▶ **Instructions to follow**:
Could you reproduce the stretch from the start of the records through the line containing "vt-title-bar[interactable]: Variables vs.", with "data-point" switched to "plot-point" and nothing else changed?

▶ **Data excerpts**:
+++

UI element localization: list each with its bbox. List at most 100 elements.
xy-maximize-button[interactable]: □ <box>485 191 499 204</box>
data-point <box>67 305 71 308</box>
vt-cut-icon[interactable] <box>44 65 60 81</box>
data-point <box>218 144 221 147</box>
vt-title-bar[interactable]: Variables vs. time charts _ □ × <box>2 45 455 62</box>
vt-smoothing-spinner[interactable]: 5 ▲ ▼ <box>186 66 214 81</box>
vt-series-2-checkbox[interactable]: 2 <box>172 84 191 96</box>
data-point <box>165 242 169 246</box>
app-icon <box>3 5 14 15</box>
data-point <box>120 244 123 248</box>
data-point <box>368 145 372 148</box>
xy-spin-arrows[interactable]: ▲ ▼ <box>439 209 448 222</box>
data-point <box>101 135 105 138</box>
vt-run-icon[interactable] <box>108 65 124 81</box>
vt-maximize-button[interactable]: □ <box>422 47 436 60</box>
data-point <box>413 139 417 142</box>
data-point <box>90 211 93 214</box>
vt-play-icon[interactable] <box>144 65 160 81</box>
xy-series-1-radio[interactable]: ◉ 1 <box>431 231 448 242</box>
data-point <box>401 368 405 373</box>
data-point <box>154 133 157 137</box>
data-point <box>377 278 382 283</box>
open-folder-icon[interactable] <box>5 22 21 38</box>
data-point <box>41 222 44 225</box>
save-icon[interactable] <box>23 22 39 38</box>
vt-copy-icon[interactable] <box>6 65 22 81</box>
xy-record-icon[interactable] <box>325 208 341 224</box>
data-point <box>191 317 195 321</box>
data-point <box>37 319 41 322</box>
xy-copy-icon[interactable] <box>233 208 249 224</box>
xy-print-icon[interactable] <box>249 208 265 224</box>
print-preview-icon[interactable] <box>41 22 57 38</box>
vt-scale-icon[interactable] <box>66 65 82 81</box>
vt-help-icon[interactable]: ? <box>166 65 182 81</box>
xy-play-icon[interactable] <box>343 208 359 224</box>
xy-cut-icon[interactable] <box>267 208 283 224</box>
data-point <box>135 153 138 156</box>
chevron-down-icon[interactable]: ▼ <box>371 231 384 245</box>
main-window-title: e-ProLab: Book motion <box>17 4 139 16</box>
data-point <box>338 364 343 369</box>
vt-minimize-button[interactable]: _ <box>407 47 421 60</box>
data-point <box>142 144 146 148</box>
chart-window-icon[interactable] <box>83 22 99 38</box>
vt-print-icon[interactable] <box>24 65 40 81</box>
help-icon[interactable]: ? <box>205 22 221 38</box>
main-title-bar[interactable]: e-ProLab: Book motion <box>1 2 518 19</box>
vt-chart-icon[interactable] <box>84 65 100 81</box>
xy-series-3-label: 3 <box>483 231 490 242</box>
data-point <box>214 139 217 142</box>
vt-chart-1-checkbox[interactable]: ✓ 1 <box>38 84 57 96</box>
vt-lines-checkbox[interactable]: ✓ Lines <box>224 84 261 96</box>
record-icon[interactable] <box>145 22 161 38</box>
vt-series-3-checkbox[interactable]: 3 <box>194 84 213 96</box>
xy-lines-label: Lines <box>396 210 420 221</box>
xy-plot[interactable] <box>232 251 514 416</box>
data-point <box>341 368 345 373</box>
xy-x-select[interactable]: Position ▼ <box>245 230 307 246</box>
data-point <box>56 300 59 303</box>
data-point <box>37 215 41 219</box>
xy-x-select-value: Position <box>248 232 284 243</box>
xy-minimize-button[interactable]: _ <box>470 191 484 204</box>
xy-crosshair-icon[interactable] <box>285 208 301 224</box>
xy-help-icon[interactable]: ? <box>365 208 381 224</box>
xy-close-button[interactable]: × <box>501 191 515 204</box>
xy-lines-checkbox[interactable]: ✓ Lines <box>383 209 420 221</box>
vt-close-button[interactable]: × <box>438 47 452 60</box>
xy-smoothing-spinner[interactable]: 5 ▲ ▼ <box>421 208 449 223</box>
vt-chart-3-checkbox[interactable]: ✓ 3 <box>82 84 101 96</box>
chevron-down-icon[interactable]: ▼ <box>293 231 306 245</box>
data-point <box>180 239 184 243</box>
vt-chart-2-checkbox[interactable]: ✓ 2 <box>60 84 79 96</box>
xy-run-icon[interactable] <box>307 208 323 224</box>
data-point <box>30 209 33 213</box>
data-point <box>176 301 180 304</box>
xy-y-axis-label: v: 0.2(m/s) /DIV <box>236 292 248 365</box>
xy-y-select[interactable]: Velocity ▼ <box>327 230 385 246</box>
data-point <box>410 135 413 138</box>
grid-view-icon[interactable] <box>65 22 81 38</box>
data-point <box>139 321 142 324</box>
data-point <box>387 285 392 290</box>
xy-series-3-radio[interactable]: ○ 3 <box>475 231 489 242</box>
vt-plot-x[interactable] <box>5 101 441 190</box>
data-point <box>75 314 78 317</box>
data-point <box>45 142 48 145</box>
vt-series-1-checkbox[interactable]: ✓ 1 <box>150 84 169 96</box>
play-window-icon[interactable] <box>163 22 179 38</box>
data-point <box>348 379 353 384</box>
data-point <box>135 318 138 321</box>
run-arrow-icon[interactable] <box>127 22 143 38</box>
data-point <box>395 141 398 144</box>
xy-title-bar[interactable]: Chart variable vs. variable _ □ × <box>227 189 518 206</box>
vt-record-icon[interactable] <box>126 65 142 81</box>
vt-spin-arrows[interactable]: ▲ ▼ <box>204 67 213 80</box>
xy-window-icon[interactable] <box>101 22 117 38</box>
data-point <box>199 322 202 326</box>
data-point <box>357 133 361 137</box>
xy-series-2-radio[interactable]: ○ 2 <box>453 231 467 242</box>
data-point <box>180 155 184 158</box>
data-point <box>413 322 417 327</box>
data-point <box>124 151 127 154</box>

+++

▶ **Output of the task**:
UI element localization: list each with its bbox. List at most 100 elements.
xy-maximize-button[interactable]: □ <box>485 191 499 204</box>
plot-point <box>67 305 71 308</box>
vt-cut-icon[interactable] <box>44 65 60 81</box>
plot-point <box>218 144 221 147</box>
vt-title-bar[interactable]: Variables vs. time charts _ □ × <box>2 45 455 62</box>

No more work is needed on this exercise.